[Dataset entries]
┌────────

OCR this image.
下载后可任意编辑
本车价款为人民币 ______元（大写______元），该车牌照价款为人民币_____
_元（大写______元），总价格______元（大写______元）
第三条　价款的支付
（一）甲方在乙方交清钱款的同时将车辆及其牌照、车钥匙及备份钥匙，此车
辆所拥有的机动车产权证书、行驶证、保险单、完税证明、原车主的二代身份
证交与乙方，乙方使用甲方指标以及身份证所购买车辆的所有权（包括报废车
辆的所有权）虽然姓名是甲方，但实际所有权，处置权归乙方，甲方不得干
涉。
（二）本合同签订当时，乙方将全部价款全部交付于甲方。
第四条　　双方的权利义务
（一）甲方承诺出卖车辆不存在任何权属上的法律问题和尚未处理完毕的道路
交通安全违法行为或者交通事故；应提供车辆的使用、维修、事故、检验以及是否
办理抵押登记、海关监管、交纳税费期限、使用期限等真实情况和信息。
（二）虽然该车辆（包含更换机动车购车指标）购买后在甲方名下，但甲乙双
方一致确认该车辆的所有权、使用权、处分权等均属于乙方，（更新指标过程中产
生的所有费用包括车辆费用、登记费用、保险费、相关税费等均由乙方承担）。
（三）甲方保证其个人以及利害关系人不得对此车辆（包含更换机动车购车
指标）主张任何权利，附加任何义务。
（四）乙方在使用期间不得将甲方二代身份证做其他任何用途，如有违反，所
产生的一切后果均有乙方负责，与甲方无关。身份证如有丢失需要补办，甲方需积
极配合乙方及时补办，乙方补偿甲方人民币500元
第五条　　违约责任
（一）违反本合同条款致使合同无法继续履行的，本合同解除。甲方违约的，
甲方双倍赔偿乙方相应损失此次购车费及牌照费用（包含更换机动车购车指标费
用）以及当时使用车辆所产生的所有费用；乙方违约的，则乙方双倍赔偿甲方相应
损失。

└────────

• Written problem:
Every entry should be printed again exactly as written.

• Answer for this exercise:
OCR this image.
下载后可任意编辑
本车价款为人民币 ______元（大写______元），该车牌照价款为人民币_____
_元（大写______元），总价格______元（大写______元）
第三条　价款的支付
（一）甲方在乙方交清钱款的同时将车辆及其牌照、车钥匙及备份钥匙，此车
辆所拥有的机动车产权证书、行驶证、保险单、完税证明、原车主的二代身份
证交与乙方，乙方使用甲方指标以及身份证所购买车辆的所有权（包括报废车
辆的所有权）虽然姓名是甲方，但实际所有权，处置权归乙方，甲方不得干
涉。
（二）本合同签订当时，乙方将全部价款全部交付于甲方。
第四条　　双方的权利义务
（一）甲方承诺出卖车辆不存在任何权属上的法律问题和尚未处理完毕的道路
交通安全违法行为或者交通事故；应提供车辆的使用、维修、事故、检验以及是否
办理抵押登记、海关监管、交纳税费期限、使用期限等真实情况和信息。
（二）虽然该车辆（包含更换机动车购车指标）购买后在甲方名下，但甲乙双
方一致确认该车辆的所有权、使用权、处分权等均属于乙方，（更新指标过程中产
生的所有费用包括车辆费用、登记费用、保险费、相关税费等均由乙方承担）。
（三）甲方保证其个人以及利害关系人不得对此车辆（包含更换机动车购车
指标）主张任何权利，附加任何义务。
（四）乙方在使用期间不得将甲方二代身份证做其他任何用途，如有违反，所
产生的一切后果均有乙方负责，与甲方无关。身份证如有丢失需要补办，甲方需积
极配合乙方及时补办，乙方补偿甲方人民币500元
第五条　　违约责任
（一）违反本合同条款致使合同无法继续履行的，本合同解除。甲方违约的，
甲方双倍赔偿乙方相应损失此次购车费及牌照费用（包含更换机动车购车指标费
用）以及当时使用车辆所产生的所有费用；乙方违约的，则乙方双倍赔偿甲方相应
损失。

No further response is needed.